Saved entries
● ● ● ● ●
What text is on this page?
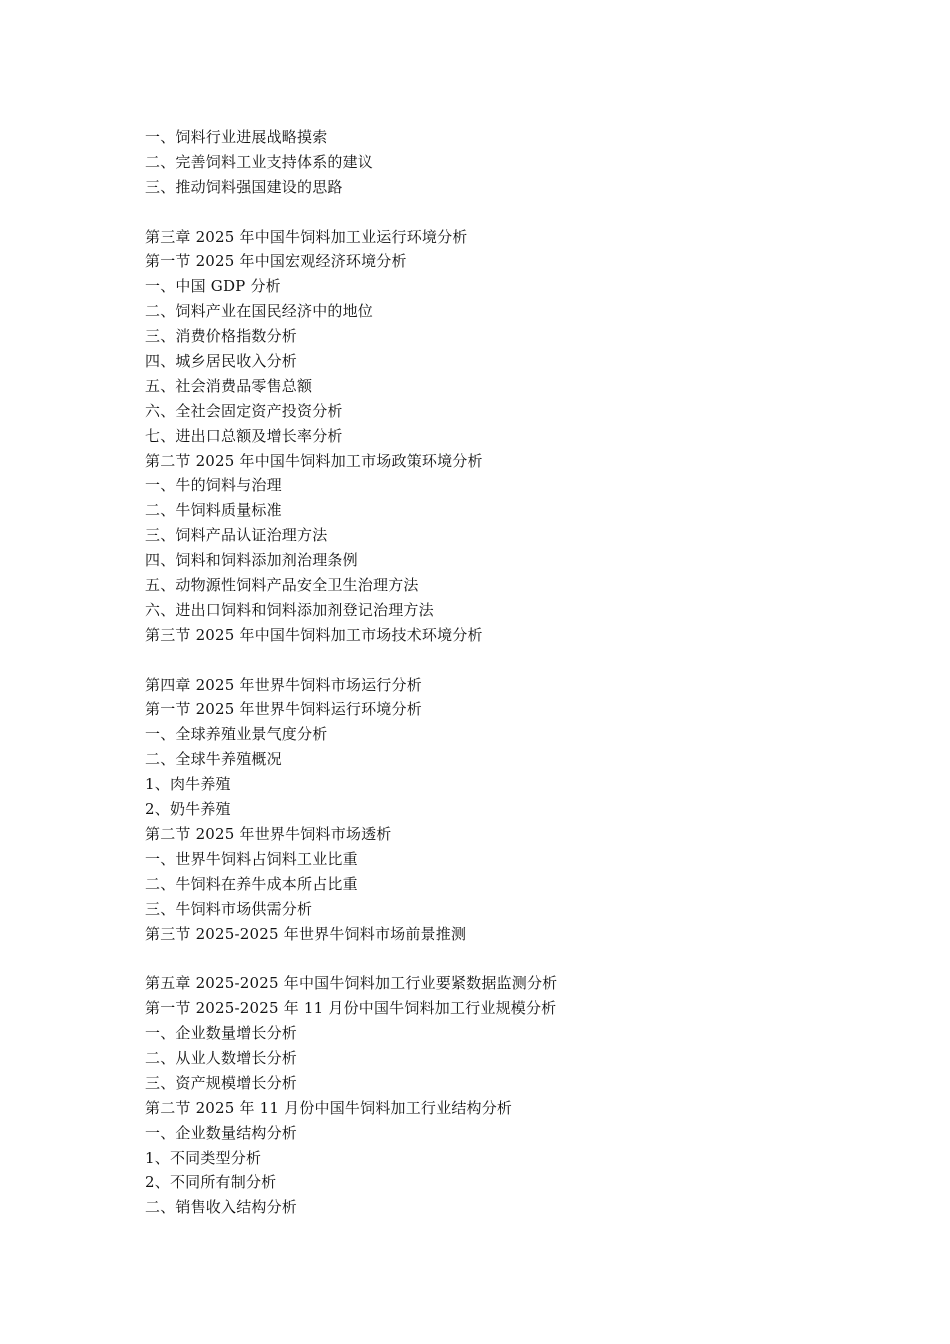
一、饲料行业进展战略摸索
二、完善饲料工业支持体系的建议
三、推动饲料强国建设的思路
第三章 2025 年中国牛饲料加工业运行环境分析
第一节 2025 年中国宏观经济环境分析
一、中国 GDP 分析
二、饲料产业在国民经济中的地位
三、消费价格指数分析
四、城乡居民收入分析
五、社会消费品零售总额
六、全社会固定资产投资分析
七、进出口总额及增长率分析
第二节 2025 年中国牛饲料加工市场政策环境分析
一、牛的饲料与治理
二、牛饲料质量标准
三、饲料产品认证治理方法
四、饲料和饲料添加剂治理条例
五、动物源性饲料产品安全卫生治理方法
六、进出口饲料和饲料添加剂登记治理方法
第三节 2025 年中国牛饲料加工市场技术环境分析
第四章 2025 年世界牛饲料市场运行分析
第一节 2025 年世界牛饲料运行环境分析
一、全球养殖业景气度分析
二、全球牛养殖概况
1、肉牛养殖
2、奶牛养殖
第二节 2025 年世界牛饲料市场透析
一、世界牛饲料占饲料工业比重
二、牛饲料在养牛成本所占比重
三、牛饲料市场供需分析
第三节 2025-2025 年世界牛饲料市场前景推测
第五章 2025-2025 年中国牛饲料加工行业要紧数据监测分析
第一节 2025-2025 年 11 月份中国牛饲料加工行业规模分析
一、企业数量增长分析
二、从业人数增长分析
三、资产规模增长分析
第二节 2025 年 11 月份中国牛饲料加工行业结构分析
一、企业数量结构分析
1、不同类型分析
2、不同所有制分析
二、销售收入结构分析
● ● ● ● ●
Prompt -> Repeat the listing verbatim. Skip the pictures.

Solution to the exercise ->
What text is on this page?
一、饲料行业进展战略摸索
二、完善饲料工业支持体系的建议
三、推动饲料强国建设的思路
第三章 2025 年中国牛饲料加工业运行环境分析
第一节 2025 年中国宏观经济环境分析
一、中国 GDP 分析
二、饲料产业在国民经济中的地位
三、消费价格指数分析
四、城乡居民收入分析
五、社会消费品零售总额
六、全社会固定资产投资分析
七、进出口总额及增长率分析
第二节 2025 年中国牛饲料加工市场政策环境分析
一、牛的饲料与治理
二、牛饲料质量标准
三、饲料产品认证治理方法
四、饲料和饲料添加剂治理条例
五、动物源性饲料产品安全卫生治理方法
六、进出口饲料和饲料添加剂登记治理方法
第三节 2025 年中国牛饲料加工市场技术环境分析
第四章 2025 年世界牛饲料市场运行分析
第一节 2025 年世界牛饲料运行环境分析
一、全球养殖业景气度分析
二、全球牛养殖概况
1、肉牛养殖
2、奶牛养殖
第二节 2025 年世界牛饲料市场透析
一、世界牛饲料占饲料工业比重
二、牛饲料在养牛成本所占比重
三、牛饲料市场供需分析
第三节 2025-2025 年世界牛饲料市场前景推测
第五章 2025-2025 年中国牛饲料加工行业要紧数据监测分析
第一节 2025-2025 年 11 月份中国牛饲料加工行业规模分析
一、企业数量增长分析
二、从业人数增长分析
三、资产规模增长分析
第二节 2025 年 11 月份中国牛饲料加工行业结构分析
一、企业数量结构分析
1、不同类型分析
2、不同所有制分析
二、销售收入结构分析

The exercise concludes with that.